For each line that holds "Чеченской", copy the line out.

* BEGIN Information provided *

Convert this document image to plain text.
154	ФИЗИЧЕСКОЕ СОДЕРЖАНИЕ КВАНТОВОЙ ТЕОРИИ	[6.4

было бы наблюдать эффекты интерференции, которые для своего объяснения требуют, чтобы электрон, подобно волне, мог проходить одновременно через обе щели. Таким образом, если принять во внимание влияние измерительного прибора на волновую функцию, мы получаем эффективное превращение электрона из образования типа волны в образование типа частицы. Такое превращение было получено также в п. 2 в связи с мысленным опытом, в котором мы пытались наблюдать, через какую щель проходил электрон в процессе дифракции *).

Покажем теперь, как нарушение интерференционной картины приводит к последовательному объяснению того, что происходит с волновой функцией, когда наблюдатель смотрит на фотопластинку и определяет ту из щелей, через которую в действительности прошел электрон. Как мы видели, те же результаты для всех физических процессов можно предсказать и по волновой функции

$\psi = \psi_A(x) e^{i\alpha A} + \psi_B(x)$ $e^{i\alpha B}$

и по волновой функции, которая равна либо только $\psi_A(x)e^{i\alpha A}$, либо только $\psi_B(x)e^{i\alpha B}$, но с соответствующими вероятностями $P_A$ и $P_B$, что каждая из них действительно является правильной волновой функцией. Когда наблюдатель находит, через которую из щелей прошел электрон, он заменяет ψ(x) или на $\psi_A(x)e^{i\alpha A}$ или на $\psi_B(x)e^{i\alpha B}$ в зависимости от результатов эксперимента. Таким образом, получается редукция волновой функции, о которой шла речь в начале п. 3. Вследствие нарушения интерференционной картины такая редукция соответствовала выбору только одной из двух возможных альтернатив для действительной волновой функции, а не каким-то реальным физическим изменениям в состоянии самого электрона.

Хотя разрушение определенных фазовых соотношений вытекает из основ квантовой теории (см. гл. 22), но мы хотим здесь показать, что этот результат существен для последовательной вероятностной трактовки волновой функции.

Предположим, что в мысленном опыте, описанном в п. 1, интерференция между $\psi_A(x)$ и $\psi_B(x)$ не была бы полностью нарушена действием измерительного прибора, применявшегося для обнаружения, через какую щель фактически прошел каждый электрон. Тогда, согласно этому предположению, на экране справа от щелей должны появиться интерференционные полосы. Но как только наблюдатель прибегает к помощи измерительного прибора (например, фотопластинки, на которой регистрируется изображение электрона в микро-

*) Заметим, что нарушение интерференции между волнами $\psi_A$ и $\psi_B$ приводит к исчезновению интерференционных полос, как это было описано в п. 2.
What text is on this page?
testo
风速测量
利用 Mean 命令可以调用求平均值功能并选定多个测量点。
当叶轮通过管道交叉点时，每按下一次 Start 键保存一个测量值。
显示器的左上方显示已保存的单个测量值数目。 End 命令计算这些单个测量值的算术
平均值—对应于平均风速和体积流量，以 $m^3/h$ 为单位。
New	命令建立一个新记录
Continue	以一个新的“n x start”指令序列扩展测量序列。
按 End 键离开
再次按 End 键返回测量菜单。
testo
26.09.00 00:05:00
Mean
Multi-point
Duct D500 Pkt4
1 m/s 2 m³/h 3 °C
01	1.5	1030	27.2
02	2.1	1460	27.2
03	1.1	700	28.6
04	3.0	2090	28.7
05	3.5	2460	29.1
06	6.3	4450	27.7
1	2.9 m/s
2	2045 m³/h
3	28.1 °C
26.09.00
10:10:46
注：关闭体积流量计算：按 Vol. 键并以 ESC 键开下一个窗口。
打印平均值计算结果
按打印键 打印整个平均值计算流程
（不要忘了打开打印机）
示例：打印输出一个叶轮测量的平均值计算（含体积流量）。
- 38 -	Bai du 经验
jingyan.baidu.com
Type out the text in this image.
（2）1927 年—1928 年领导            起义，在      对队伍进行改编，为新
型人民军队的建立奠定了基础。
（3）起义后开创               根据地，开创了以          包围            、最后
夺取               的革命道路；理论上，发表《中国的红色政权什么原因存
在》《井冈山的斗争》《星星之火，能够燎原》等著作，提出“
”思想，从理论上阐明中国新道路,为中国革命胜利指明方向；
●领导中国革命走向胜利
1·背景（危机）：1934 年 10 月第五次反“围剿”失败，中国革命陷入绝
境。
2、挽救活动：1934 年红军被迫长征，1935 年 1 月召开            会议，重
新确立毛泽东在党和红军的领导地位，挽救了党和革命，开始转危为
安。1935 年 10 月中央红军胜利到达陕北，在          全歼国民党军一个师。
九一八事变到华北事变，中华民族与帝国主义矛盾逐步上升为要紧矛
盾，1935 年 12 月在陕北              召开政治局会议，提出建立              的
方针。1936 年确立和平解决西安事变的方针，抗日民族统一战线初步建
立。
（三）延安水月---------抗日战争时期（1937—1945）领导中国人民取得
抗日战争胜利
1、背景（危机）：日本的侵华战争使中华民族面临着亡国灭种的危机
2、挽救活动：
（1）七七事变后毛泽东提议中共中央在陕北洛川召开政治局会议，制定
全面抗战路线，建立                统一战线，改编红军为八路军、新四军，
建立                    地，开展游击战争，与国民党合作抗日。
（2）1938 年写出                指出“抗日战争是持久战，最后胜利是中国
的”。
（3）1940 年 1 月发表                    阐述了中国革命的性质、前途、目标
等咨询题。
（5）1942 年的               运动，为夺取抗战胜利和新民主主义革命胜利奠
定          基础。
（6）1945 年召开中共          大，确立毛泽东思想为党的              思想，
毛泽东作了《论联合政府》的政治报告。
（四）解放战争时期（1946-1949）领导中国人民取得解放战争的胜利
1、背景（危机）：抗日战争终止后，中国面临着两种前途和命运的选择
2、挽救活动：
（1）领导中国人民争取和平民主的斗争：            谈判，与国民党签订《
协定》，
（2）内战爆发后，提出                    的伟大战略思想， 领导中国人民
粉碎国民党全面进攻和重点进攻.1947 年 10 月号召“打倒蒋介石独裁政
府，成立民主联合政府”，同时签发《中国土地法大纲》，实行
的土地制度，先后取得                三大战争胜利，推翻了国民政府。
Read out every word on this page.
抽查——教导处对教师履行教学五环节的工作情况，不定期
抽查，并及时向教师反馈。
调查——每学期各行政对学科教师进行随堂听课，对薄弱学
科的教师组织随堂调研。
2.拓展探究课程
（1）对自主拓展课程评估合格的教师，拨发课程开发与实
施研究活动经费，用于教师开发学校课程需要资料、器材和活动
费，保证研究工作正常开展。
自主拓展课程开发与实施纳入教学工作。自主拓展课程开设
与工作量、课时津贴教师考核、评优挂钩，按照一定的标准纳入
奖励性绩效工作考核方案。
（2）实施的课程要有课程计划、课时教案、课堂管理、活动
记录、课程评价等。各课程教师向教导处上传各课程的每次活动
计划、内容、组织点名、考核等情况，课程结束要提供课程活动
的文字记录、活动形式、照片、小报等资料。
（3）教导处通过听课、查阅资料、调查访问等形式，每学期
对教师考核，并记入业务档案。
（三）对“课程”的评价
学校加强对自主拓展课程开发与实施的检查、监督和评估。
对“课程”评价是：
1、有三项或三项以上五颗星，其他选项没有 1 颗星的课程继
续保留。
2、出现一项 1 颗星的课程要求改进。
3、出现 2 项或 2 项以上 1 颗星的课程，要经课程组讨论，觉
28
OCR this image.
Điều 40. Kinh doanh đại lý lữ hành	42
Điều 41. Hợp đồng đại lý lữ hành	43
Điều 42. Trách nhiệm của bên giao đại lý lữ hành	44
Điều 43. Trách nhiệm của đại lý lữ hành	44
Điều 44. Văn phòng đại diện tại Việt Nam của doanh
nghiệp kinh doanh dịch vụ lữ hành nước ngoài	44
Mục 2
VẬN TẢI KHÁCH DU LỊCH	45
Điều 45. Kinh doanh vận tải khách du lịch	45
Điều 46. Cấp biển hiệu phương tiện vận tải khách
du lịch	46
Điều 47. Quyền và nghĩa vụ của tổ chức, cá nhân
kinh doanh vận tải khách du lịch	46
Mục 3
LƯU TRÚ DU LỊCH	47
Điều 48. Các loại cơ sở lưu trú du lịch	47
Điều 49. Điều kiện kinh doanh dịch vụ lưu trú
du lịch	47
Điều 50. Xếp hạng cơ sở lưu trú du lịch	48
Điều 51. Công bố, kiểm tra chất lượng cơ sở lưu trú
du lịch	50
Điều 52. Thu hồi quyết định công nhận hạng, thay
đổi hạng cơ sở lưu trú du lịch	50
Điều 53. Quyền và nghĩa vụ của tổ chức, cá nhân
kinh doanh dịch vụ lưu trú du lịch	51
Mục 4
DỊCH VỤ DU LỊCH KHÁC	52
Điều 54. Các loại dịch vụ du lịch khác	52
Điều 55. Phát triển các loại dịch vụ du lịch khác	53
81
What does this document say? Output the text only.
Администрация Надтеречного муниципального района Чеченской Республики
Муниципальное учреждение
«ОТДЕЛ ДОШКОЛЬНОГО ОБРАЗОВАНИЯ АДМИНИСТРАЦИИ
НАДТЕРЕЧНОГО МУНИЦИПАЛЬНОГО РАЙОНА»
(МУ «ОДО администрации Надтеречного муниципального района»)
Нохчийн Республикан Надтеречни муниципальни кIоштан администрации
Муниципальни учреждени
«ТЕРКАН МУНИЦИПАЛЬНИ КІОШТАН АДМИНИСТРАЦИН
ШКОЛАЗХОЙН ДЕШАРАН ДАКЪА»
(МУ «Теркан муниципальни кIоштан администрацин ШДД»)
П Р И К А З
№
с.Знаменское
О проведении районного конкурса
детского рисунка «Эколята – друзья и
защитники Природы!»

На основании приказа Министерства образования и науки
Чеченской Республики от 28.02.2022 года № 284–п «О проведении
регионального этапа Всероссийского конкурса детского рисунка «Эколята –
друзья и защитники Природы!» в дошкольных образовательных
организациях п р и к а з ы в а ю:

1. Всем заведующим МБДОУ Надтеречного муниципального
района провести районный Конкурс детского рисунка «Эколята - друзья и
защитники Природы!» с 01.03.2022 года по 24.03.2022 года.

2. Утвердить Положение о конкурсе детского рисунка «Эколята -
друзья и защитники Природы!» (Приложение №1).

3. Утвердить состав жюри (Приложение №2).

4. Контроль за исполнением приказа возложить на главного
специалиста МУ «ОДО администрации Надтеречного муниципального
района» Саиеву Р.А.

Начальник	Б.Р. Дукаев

* END Information provided *

__Task result__.
Администрация Надтеречного муниципального района Чеченской Республики
Чеченской Республики от 28.02.2022 года № 284–п «О проведении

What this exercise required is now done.